(Extracted data entries)

□ □ □ □ □ □ □

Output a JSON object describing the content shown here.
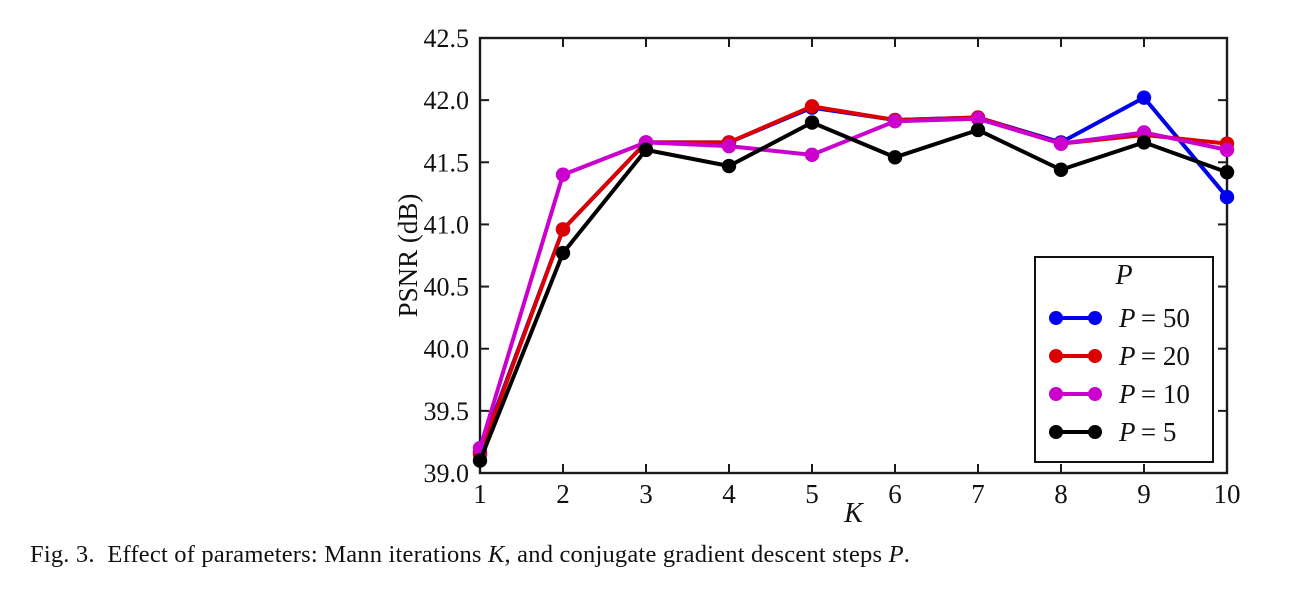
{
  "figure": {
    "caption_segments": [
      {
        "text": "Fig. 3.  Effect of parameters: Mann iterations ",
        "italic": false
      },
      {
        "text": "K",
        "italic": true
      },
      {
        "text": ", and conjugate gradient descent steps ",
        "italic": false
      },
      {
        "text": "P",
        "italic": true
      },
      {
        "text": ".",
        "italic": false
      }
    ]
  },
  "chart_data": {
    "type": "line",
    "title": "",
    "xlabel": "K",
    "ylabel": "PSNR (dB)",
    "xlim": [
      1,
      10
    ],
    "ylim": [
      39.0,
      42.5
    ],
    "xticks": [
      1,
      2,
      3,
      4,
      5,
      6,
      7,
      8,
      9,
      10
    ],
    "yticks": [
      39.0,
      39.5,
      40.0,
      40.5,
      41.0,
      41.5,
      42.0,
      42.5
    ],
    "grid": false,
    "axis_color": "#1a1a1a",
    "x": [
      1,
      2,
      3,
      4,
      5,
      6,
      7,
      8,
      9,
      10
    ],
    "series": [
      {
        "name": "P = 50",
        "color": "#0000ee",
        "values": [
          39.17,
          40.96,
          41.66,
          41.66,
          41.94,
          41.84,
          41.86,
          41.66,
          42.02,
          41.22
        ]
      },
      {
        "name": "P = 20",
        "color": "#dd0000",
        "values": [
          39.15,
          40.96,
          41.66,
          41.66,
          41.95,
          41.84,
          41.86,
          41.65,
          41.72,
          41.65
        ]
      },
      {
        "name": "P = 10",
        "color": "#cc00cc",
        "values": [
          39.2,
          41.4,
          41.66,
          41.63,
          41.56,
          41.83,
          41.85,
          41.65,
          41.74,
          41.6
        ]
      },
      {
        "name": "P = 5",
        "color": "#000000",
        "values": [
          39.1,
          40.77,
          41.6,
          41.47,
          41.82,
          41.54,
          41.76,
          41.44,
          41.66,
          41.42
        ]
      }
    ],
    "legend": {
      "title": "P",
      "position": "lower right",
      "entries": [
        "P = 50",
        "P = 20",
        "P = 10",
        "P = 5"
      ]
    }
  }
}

□ □ □ □ □ □ □

## OBJECTIVE
Copy everything in the records above except the pictures, exactly as written.

## RESPONSE BELOW
Output a JSON object describing the content shown here.
{
  "figure": {
    "caption_segments": [
      {
        "text": "Fig. 3.  Effect of parameters: Mann iterations ",
        "italic": false
      },
      {
        "text": "K",
        "italic": true
      },
      {
        "text": ", and conjugate gradient descent steps ",
        "italic": false
      },
      {
        "text": "P",
        "italic": true
      },
      {
        "text": ".",
        "italic": false
      }
    ]
  },
  "chart_data": {
    "type": "line",
    "title": "",
    "xlabel": "K",
    "ylabel": "PSNR (dB)",
    "xlim": [
      1,
      10
    ],
    "ylim": [
      39.0,
      42.5
    ],
    "xticks": [
      1,
      2,
      3,
      4,
      5,
      6,
      7,
      8,
      9,
      10
    ],
    "yticks": [
      39.0,
      39.5,
      40.0,
      40.5,
      41.0,
      41.5,
      42.0,
      42.5
    ],
    "grid": false,
    "axis_color": "#1a1a1a",
    "x": [
      1,
      2,
      3,
      4,
      5,
      6,
      7,
      8,
      9,
      10
    ],
    "series": [
      {
        "name": "P = 50",
        "color": "#0000ee",
        "values": [
          39.17,
          40.96,
          41.66,
          41.66,
          41.94,
          41.84,
          41.86,
          41.66,
          42.02,
          41.22
        ]
      },
      {
        "name": "P = 20",
        "color": "#dd0000",
        "values": [
          39.15,
          40.96,
          41.66,
          41.66,
          41.95,
          41.84,
          41.86,
          41.65,
          41.72,
          41.65
        ]
      },
      {
        "name": "P = 10",
        "color": "#cc00cc",
        "values": [
          39.2,
          41.4,
          41.66,
          41.63,
          41.56,
          41.83,
          41.85,
          41.65,
          41.74,
          41.6
        ]
      },
      {
        "name": "P = 5",
        "color": "#000000",
        "values": [
          39.1,
          40.77,
          41.6,
          41.47,
          41.82,
          41.54,
          41.76,
          41.44,
          41.66,
          41.42
        ]
      }
    ],
    "legend": {
      "title": "P",
      "position": "lower right",
      "entries": [
        "P = 50",
        "P = 20",
        "P = 10",
        "P = 5"
      ]
    }
  }
}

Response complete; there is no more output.